▶ **What this task involves**:
Collect every line of the entries below that contains the word "input".

— START Exercise data —

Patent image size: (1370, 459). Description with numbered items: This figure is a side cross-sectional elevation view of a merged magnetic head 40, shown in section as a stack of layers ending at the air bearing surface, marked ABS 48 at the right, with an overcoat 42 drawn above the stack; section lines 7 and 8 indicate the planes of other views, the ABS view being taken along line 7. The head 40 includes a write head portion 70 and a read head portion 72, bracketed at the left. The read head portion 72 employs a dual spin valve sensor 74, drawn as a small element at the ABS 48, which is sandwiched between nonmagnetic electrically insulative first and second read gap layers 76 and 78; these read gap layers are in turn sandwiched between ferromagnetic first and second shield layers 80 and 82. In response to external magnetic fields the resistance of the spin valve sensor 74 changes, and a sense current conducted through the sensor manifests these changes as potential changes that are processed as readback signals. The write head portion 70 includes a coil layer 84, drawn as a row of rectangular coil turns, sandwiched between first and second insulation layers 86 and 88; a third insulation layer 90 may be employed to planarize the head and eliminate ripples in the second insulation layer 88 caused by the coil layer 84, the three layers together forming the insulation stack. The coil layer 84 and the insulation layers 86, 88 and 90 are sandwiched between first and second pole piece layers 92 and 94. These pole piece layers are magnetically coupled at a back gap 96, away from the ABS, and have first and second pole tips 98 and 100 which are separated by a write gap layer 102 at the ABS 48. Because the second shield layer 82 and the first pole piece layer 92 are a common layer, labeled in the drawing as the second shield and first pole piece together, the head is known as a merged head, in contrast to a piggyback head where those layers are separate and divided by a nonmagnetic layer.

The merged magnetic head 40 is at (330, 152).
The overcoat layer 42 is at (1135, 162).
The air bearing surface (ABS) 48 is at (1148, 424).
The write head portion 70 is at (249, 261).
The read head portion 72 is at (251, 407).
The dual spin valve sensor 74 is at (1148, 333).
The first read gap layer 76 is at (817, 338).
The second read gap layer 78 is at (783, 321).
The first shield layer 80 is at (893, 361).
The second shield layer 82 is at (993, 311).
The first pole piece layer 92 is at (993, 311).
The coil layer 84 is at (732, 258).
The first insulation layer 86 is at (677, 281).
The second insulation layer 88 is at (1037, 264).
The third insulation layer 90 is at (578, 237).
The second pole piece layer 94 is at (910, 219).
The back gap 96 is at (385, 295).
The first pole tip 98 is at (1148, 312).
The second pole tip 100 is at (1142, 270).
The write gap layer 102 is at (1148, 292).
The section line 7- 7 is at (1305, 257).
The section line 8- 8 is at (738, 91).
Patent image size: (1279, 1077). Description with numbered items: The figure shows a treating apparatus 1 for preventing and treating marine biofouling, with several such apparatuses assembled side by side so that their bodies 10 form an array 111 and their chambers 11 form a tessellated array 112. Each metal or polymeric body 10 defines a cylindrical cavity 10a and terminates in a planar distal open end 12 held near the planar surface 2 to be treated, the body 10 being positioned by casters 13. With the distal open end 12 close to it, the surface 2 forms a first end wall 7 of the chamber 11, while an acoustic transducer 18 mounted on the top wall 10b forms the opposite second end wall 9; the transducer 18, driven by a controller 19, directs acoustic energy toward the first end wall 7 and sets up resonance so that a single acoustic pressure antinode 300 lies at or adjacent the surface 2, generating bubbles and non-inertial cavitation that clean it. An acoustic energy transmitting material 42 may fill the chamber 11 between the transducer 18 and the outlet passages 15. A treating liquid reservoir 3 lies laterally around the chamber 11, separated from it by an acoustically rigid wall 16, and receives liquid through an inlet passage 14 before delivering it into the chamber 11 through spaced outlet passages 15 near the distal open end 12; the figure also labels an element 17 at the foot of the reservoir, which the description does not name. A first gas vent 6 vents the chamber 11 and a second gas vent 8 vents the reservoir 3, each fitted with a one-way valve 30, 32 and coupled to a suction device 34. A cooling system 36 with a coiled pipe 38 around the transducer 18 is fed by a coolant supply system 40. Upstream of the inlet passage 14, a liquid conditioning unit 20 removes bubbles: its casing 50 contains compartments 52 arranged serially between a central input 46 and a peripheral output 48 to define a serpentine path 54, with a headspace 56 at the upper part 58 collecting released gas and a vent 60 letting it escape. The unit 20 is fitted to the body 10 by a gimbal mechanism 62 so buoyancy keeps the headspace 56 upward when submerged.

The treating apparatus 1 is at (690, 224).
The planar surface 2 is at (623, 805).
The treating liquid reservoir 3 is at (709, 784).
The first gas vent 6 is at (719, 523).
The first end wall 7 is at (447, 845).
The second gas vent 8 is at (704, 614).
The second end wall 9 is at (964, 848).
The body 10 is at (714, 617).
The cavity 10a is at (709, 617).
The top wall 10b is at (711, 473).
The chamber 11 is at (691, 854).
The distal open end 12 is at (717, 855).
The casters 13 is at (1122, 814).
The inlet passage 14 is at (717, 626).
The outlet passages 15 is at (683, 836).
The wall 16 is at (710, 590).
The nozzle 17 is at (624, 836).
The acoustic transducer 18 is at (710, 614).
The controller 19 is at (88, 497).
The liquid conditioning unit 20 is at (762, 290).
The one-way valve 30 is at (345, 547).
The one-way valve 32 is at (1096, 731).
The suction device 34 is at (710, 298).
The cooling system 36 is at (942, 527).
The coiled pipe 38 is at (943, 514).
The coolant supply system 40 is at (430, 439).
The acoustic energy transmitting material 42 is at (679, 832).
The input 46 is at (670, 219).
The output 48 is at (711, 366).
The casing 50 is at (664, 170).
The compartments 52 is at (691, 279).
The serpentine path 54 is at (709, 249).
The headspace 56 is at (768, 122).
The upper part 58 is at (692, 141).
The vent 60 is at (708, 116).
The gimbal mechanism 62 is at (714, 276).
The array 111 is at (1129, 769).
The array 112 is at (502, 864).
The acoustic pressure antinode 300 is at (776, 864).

— END Exercise data —

▶ **Solution**:
Patent image size: (1279, 1077). Description with numbered items: The figure shows a treating apparatus 1 for preventing and treating marine biofouling, with several such apparatuses assembled side by side so that their bodies 10 form an array 111 and their chambers 11 form a tessellated array 112. Each metal or polymeric body 10 defines a cylindrical cavity 10a and terminates in a planar distal open end 12 held near the planar surface 2 to be treated, the body 10 being positioned by casters 13. With the distal open end 12 close to it, the surface 2 forms a first end wall 7 of the chamber 11, while an acoustic transducer 18 mounted on the top wall 10b forms the opposite second end wall 9; the transducer 18, driven by a controller 19, directs acoustic energy toward the first end wall 7 and sets up resonance so that a single acoustic pressure antinode 300 lies at or adjacent the surface 2, generating bubbles and non-inertial cavitation that clean it. An acoustic energy transmitting material 42 may fill the chamber 11 between the transducer 18 and the outlet passages 15. A treating liquid reservoir 3 lies laterally around the chamber 11, separated from it by an acoustically rigid wall 16, and receives liquid through an inlet passage 14 before delivering it into the chamber 11 through spaced outlet passages 15 near the distal open end 12; the figure also labels an element 17 at the foot of the reservoir, which the description does not name. A first gas vent 6 vents the chamber 11 and a second gas vent 8 vents the reservoir 3, each fitted with a one-way valve 30, 32 and coupled to a suction device 34. A cooling system 36 with a coiled pipe 38 around the transducer 18 is fed by a coolant supply system 40. Upstream of the inlet passage 14, a liquid conditioning unit 20 removes bubbles: its casing 50 contains compartments 52 arranged serially between a central input 46 and a peripheral output 48 to define a serpentine path 54, with a headspace 56 at the upper part 58 collecting released gas and a vent 60 letting it escape. The unit 20 is fitted to the body 10 by a gimbal mechanism 62 so buoyancy keeps the headspace 56 upward when submerged.
The input 46 is at (670, 219).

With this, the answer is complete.